◆ Source:
..........

Dealing with the duplicate data store at server side
Now a days lots of duplicate data is being uploaded to any storage based cloud or server. So to deal with duplication, there are some already existing techniques. One of them is De-Duplication.
Essentially first question comes is, what is de-duplication?
In computing, data deduplication is a specialized data compression technique for eliminating duplicate copies of repeating data. Related and somewhat synonymous terms are intelligent (data) compression and single-instance (data) storage. This technique is used to improve storage utilization and can also be applied to network data transfers to reduce the number of bytes that must be sent. In the deduplication process, unique chunks of data, or byte patterns, are identified and stored during a process of analysis. As the analysis continues, other chunks are compared to the stored copy and whenever a match occurs, the redundant chunk is replaced with a small reference that points to the stored chunk. Given that the same byte pattern may occur dozens, hundreds, or even thousands of times (the match frequency is dependent on the chunk size), the amount of data that must be stored or transferred can be greatly reduced.[1]
Ref : http://en.wikipedia.org/wiki/Data_deduplication
I Implemented deduplication in My way. Implementation Explaination and files.

..........

◆ Data supplied:
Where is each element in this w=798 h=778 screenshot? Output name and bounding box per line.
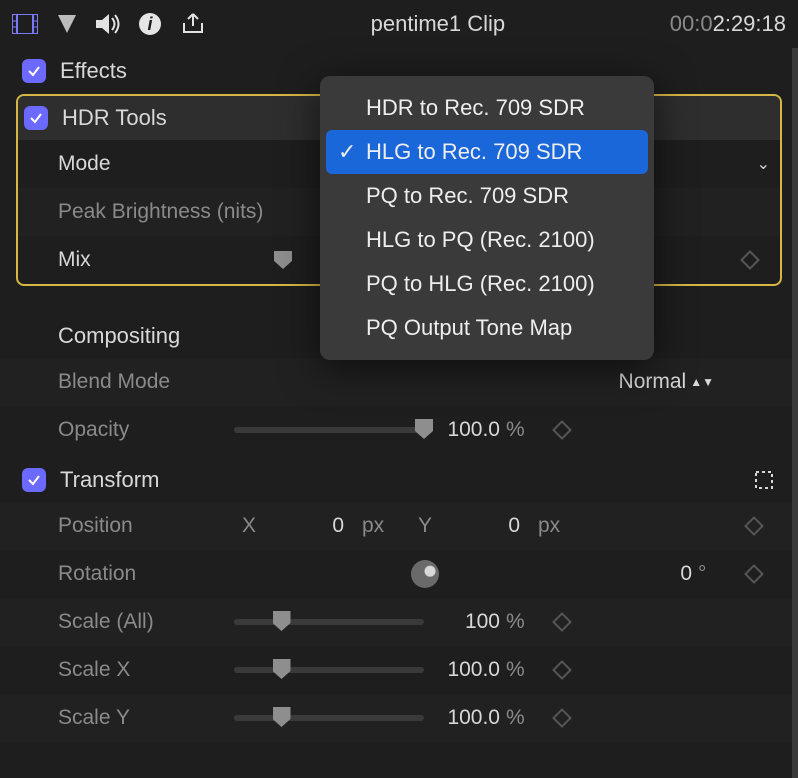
menu-item-hlg-pq[interactable]: HLG to PQ (Rec. 2100) <box>320 218 654 262</box>
scale-y-label: Scale Y <box>58 706 228 730</box>
rotation-label: Rotation <box>58 562 228 586</box>
menu-item-label: PQ Output Tone Map <box>366 315 572 341</box>
rotation-value[interactable]: 0 <box>622 562 692 586</box>
menu-item-hdr-709[interactable]: HDR to Rec. 709 SDR <box>320 86 654 130</box>
timecode-prefix: 00:0 <box>670 11 713 37</box>
audio-tab-icon[interactable] <box>96 13 120 35</box>
inspector-toolbar: i pentime1 Clip 00:02:29:18 <box>0 0 798 48</box>
effects-checkbox[interactable] <box>22 59 46 83</box>
scale-all-slider[interactable] <box>234 619 424 625</box>
scale-y-unit: % <box>506 706 536 730</box>
blend-mode-dropdown[interactable]: Normal ▲▼ <box>619 370 714 394</box>
checkmark-icon: ✓ <box>338 139 356 165</box>
slider-thumb[interactable] <box>273 707 291 727</box>
color-tab-icon[interactable] <box>56 13 78 35</box>
x-label: X <box>234 514 256 538</box>
scale-all-unit: % <box>506 610 536 634</box>
mix-label: Mix <box>58 248 268 272</box>
transform-checkbox[interactable] <box>22 468 46 492</box>
position-label: Position <box>58 514 228 538</box>
timecode[interactable]: 00:02:29:18 <box>670 11 786 37</box>
y-label: Y <box>410 514 432 538</box>
hdr-tools-title: HDR Tools <box>62 105 167 131</box>
transform-title: Transform <box>60 467 159 493</box>
keyframe-icon[interactable] <box>552 660 572 680</box>
toolbar-icon-group: i <box>12 12 206 36</box>
chevron-down-icon: ⌄ <box>757 154 770 174</box>
transform-header[interactable]: Transform <box>0 458 798 502</box>
keyframe-icon[interactable] <box>552 420 572 440</box>
crop-icon[interactable] <box>752 470 776 490</box>
hdr-tools-effect: HDR Tools Mode ⌄ Peak Brightness (nits) … <box>16 94 782 286</box>
scale-all-value[interactable]: 100 <box>430 610 500 634</box>
slider-thumb[interactable] <box>273 611 291 631</box>
slider-thumb[interactable] <box>273 659 291 679</box>
compositing-title: Compositing <box>58 323 180 349</box>
menu-item-label: PQ to HLG (Rec. 2100) <box>366 271 595 297</box>
menu-item-label: PQ to Rec. 709 SDR <box>366 183 569 209</box>
share-tab-icon[interactable] <box>180 12 206 36</box>
timecode-value: 2:29:18 <box>713 11 786 37</box>
effects-title: Effects <box>60 58 127 84</box>
menu-item-label: HLG to PQ (Rec. 2100) <box>366 227 595 253</box>
scale-all-row: Scale (All) 100 % <box>0 598 798 646</box>
menu-item-label: HLG to Rec. 709 SDR <box>366 139 582 165</box>
scrollbar[interactable] <box>792 48 798 778</box>
menu-item-pq-tonemap[interactable]: PQ Output Tone Map <box>320 306 654 350</box>
position-row: Position X 0 px Y 0 px <box>0 502 798 550</box>
position-y-value[interactable]: 0 <box>450 514 520 538</box>
scale-x-value[interactable]: 100.0 <box>430 658 500 682</box>
keyframe-icon[interactable] <box>744 564 764 584</box>
rotation-unit: ° <box>698 562 728 586</box>
opacity-slider[interactable] <box>234 427 424 433</box>
position-x-unit: px <box>362 514 392 538</box>
position-y-unit: px <box>538 514 568 538</box>
scale-x-unit: % <box>506 658 536 682</box>
scale-x-row: Scale X 100.0 % <box>0 646 798 694</box>
rotation-dial[interactable] <box>411 560 439 588</box>
blend-mode-label: Blend Mode <box>58 370 228 394</box>
scale-x-label: Scale X <box>58 658 228 682</box>
menu-item-hlg-709[interactable]: ✓ HLG to Rec. 709 SDR <box>326 130 648 174</box>
transform-section: Transform Position X 0 px Y 0 px Rotatio… <box>0 458 798 742</box>
keyframe-icon[interactable] <box>552 708 572 728</box>
clip-title: pentime1 Clip <box>371 11 506 37</box>
scale-y-slider[interactable] <box>234 715 424 721</box>
info-tab-icon[interactable]: i <box>138 12 162 36</box>
mode-menu: HDR to Rec. 709 SDR ✓ HLG to Rec. 709 SDR… <box>320 76 654 360</box>
menu-item-pq-hlg[interactable]: PQ to HLG (Rec. 2100) <box>320 262 654 306</box>
position-x-value[interactable]: 0 <box>274 514 344 538</box>
scale-y-row: Scale Y 100.0 % <box>0 694 798 742</box>
effects-section: Effects HDR Tools Mode ⌄ Peak Brightness… <box>0 48 798 286</box>
keyframe-icon[interactable] <box>740 250 760 270</box>
scale-all-label: Scale (All) <box>58 610 228 634</box>
mode-label: Mode <box>58 152 268 176</box>
rotation-row: Rotation 0 ° <box>0 550 798 598</box>
peak-brightness-label: Peak Brightness (nits) <box>58 200 268 224</box>
blend-mode-value: Normal <box>619 370 687 394</box>
scale-x-slider[interactable] <box>234 667 424 673</box>
scale-y-value[interactable]: 100.0 <box>430 706 500 730</box>
updown-icon: ▲▼ <box>690 375 714 389</box>
opacity-value[interactable]: 100.0 <box>430 418 500 442</box>
hdr-tools-checkbox[interactable] <box>24 106 48 130</box>
opacity-row: Opacity 100.0 % <box>0 406 798 454</box>
video-tab-icon[interactable] <box>12 14 38 34</box>
menu-item-pq-709[interactable]: PQ to Rec. 709 SDR <box>320 174 654 218</box>
menu-item-label: HDR to Rec. 709 SDR <box>366 95 585 121</box>
opacity-label: Opacity <box>58 418 228 442</box>
mix-slider-thumb[interactable] <box>274 251 292 269</box>
keyframe-icon[interactable] <box>552 612 572 632</box>
opacity-unit: % <box>506 418 536 442</box>
blend-mode-row: Blend Mode Normal ▲▼ <box>0 358 798 406</box>
keyframe-icon[interactable] <box>744 516 764 536</box>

..........

◆ Short problem 1:
Answer these questions from the text on data deduplication:
(a) Which two related terms does it give as somewhat synonymous with data deduplication?
(b) When a match occurs, what replaces the redundant chunk?
(c) On what does it say the match frequency depends?
◆ Short problem 2: Carry the text on data deduplication forward from its last sentence.
The data above is not needed.

◆ Result 1:
(a) Intelligent (data) compression and single-instance (data) storage.
(b) A small reference that points to the stored chunk.
(c) The chunk size.

◆ Result 2:
Assumptions : (i) I have generated SHA-1 Key from the byteStream. So I assumed that, if two SHA-1 keys for two objects are same, that means both the objects are same.
(ii) Here, I have written the code in java. So Instead of "char* blobString",
I have used "InputeStream blobObject", in the functions.
Hence I have implemented :
Integer put(InputStream blobObject);
InputStream get(Integer id);
void remove(Integer id);
Description of Classes :
(i). BlobStore.java
: get, put, remove all the functions are implemented in this class
(ii). BlobWrapper.java
: It is a wrapper around blob Object, Contain sha1 (sha key), objectPath (file path),
referenceCount (Used in Removal) and blobRemoveListner
(iii). BlobRemoveListner.java
:Interface to Remove the object from blobstore once the referencecount is zero.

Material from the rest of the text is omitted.